Assigned task:
Would you copy every line of the listing below that includes the word "Prophezeiungen"?

───── The records ─────

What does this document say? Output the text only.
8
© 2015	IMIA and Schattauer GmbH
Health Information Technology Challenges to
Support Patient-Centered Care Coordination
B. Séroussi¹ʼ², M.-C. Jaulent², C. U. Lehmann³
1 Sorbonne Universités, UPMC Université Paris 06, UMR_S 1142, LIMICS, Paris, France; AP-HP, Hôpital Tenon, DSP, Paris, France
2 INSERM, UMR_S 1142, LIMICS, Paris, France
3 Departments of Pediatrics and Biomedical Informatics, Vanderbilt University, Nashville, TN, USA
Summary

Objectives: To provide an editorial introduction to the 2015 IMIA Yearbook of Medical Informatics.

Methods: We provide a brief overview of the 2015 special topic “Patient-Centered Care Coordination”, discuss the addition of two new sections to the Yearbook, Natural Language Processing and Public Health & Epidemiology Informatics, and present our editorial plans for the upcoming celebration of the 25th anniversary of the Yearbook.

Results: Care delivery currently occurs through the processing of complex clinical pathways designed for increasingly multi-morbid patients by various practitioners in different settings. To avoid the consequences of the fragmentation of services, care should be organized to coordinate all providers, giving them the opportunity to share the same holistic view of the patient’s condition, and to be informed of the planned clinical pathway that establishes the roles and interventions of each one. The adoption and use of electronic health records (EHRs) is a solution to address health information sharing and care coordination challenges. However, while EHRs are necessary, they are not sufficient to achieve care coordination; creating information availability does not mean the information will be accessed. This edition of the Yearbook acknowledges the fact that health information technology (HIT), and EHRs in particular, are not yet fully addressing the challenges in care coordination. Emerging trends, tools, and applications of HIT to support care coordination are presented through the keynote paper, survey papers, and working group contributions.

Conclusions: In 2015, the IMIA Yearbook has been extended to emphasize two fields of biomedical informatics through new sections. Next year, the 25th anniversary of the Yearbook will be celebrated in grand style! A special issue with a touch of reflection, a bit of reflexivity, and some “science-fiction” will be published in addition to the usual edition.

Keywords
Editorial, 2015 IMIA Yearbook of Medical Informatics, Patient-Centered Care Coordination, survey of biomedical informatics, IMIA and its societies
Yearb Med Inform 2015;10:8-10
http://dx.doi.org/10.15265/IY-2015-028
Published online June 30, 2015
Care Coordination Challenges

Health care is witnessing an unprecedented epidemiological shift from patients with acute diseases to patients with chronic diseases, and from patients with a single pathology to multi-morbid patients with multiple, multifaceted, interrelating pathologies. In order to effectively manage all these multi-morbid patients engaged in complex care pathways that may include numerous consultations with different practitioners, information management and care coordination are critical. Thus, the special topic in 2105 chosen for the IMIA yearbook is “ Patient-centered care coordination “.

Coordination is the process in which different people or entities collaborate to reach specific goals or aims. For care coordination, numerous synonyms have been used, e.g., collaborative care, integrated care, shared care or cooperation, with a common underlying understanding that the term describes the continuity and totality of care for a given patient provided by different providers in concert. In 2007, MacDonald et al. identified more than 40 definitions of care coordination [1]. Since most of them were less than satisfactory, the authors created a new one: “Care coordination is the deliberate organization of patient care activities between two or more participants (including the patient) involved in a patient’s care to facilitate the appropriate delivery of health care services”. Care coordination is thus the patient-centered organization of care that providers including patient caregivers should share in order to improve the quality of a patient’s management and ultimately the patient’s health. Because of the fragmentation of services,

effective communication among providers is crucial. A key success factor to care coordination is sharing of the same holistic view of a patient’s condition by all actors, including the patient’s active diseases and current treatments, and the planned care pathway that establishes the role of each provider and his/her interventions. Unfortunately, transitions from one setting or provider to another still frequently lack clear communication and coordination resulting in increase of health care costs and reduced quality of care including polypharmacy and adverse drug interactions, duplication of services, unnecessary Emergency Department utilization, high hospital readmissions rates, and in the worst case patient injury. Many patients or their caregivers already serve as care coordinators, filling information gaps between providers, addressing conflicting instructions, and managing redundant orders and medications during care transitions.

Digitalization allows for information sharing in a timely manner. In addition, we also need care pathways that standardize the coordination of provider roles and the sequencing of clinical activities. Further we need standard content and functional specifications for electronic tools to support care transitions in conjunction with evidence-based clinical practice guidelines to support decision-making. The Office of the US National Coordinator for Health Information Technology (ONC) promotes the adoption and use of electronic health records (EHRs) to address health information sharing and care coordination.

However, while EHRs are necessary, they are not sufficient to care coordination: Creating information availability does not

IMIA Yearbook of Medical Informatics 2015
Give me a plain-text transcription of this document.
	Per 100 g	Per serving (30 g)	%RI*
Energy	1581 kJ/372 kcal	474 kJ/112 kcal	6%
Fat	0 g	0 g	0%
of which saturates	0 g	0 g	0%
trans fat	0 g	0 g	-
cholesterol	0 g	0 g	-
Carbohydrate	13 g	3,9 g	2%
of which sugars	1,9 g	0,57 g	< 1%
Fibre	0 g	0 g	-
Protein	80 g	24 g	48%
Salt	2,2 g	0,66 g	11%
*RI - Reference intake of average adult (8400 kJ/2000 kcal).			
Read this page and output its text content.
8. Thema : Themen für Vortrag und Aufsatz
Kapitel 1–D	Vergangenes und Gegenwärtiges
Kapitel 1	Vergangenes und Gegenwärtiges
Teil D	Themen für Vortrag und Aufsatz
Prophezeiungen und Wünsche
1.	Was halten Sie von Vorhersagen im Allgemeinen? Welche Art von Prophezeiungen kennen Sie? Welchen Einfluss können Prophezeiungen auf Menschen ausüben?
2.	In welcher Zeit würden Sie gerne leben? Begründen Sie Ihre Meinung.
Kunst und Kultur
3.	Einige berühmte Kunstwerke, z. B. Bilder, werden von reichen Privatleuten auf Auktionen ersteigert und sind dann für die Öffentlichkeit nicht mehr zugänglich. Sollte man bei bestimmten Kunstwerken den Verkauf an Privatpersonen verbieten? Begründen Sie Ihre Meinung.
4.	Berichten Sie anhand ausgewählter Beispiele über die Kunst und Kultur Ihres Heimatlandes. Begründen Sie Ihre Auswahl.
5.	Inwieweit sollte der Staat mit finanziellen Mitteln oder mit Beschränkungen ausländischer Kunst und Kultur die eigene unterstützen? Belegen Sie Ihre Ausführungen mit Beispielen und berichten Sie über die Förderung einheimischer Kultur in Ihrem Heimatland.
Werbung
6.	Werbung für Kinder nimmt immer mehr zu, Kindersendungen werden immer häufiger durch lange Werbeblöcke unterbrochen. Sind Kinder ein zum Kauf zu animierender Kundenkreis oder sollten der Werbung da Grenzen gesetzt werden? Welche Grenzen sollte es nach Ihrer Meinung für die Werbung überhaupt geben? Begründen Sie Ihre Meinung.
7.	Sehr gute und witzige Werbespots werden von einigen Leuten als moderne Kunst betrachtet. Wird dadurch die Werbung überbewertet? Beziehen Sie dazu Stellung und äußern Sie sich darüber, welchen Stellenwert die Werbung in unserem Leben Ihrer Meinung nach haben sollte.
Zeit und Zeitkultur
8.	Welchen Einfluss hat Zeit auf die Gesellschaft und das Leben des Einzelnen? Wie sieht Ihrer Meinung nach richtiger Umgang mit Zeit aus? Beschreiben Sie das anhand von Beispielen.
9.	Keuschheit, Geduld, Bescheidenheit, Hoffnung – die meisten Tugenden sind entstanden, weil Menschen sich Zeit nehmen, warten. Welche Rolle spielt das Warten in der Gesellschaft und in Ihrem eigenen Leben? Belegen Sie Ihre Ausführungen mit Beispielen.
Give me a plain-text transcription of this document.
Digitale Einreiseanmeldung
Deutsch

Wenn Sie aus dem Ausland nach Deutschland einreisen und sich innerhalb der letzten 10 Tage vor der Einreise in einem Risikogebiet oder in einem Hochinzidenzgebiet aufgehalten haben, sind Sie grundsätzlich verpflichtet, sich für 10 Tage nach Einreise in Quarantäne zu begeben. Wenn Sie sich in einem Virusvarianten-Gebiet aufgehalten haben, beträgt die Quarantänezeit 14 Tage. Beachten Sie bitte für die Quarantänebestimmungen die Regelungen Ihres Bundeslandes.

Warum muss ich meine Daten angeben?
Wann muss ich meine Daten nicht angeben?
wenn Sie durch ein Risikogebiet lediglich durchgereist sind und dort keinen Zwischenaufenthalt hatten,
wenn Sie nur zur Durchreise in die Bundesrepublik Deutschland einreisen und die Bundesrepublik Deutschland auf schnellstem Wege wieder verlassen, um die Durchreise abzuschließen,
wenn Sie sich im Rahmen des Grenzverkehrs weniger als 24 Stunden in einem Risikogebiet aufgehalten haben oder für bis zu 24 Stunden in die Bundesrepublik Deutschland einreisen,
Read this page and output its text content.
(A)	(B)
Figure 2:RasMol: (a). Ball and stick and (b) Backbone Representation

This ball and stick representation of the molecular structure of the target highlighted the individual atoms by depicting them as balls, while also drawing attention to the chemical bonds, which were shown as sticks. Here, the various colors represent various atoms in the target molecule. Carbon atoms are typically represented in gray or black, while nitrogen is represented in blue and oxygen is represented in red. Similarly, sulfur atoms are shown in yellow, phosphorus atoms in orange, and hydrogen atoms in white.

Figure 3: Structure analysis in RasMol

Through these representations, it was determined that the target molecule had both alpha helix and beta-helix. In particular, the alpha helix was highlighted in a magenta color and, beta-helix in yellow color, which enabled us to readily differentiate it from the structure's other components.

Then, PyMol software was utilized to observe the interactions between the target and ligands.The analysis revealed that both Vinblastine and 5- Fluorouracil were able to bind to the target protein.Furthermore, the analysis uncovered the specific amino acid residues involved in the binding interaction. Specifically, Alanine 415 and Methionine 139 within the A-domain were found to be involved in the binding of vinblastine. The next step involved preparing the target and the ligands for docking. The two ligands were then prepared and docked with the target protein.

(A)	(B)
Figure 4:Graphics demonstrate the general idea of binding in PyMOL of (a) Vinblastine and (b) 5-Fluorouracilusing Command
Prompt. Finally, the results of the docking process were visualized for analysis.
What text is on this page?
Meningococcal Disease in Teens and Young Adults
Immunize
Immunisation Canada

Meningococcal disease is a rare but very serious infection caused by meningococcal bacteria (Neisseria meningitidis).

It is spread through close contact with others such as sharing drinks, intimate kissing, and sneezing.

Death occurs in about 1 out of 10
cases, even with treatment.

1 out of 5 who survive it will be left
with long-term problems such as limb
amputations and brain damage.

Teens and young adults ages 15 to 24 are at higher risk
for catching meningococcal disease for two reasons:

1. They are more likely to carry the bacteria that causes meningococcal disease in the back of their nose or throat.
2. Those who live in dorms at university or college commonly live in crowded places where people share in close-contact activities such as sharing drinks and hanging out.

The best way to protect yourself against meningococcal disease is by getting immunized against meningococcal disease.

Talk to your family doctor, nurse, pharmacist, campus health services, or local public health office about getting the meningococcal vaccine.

─────

Exercise response:
Prophezeiungen und Wünsche
1.	Was halten Sie von Vorhersagen im Allgemeinen? Welche Art von Prophezeiungen kennen Sie? Welchen Einfluss können Prophezeiungen auf Menschen ausüben?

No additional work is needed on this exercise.